**EXERCISE PROMPT**
Can you reproduce the items below word for word, from the very first line down to and including the line that contains "staticText: 4胜1平1负 [934, 276, 1062, 313]"?

**PROVIDED INFORMATION**
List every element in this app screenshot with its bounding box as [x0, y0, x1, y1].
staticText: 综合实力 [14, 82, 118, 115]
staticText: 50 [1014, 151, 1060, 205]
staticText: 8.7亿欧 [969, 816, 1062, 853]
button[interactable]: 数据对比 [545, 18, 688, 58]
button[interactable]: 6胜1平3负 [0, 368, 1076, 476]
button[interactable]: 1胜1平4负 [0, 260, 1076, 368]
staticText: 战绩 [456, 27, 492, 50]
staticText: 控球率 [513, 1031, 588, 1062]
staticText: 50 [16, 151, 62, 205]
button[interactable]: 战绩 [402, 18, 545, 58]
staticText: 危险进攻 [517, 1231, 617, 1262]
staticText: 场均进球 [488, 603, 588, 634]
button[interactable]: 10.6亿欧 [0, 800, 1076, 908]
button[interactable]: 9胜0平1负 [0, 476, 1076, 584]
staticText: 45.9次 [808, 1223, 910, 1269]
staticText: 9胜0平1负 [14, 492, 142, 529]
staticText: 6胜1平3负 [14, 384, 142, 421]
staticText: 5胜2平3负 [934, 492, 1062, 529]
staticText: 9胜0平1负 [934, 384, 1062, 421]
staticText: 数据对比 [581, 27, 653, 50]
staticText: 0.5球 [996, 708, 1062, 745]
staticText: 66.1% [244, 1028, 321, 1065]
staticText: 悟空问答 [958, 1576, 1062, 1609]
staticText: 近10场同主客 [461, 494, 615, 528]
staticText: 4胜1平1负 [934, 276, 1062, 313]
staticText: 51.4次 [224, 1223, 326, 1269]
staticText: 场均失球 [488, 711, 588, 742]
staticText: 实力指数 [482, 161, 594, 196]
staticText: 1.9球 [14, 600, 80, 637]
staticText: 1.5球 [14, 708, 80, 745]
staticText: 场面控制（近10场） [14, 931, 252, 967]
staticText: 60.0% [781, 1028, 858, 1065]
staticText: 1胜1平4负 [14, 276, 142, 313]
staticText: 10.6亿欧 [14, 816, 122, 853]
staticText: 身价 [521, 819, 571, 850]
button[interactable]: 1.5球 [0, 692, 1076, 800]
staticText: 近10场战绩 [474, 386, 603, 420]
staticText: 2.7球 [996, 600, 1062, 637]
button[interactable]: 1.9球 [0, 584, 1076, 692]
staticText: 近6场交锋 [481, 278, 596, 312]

**FINAL RESULT**
List every element in this app screenshot with its bounding box as [x0, y0, x1, y1].
staticText: 综合实力 [14, 82, 118, 115]
staticText: 50 [1014, 151, 1060, 205]
staticText: 8.7亿欧 [969, 816, 1062, 853]
button[interactable]: 数据对比 [545, 18, 688, 58]
button[interactable]: 6胜1平3负 [0, 368, 1076, 476]
button[interactable]: 1胜1平4负 [0, 260, 1076, 368]
staticText: 战绩 [456, 27, 492, 50]
staticText: 控球率 [513, 1031, 588, 1062]
staticText: 50 [16, 151, 62, 205]
button[interactable]: 战绩 [402, 18, 545, 58]
staticText: 危险进攻 [517, 1231, 617, 1262]
staticText: 场均进球 [488, 603, 588, 634]
button[interactable]: 10.6亿欧 [0, 800, 1076, 908]
button[interactable]: 9胜0平1负 [0, 476, 1076, 584]
staticText: 45.9次 [808, 1223, 910, 1269]
staticText: 9胜0平1负 [14, 492, 142, 529]
staticText: 6胜1平3负 [14, 384, 142, 421]
staticText: 5胜2平3负 [934, 492, 1062, 529]
staticText: 9胜0平1负 [934, 384, 1062, 421]
staticText: 数据对比 [581, 27, 653, 50]
staticText: 0.5球 [996, 708, 1062, 745]
staticText: 66.1% [244, 1028, 321, 1065]
staticText: 悟空问答 [958, 1576, 1062, 1609]
staticText: 近10场同主客 [461, 494, 615, 528]
staticText: 4胜1平1负 [934, 276, 1062, 313]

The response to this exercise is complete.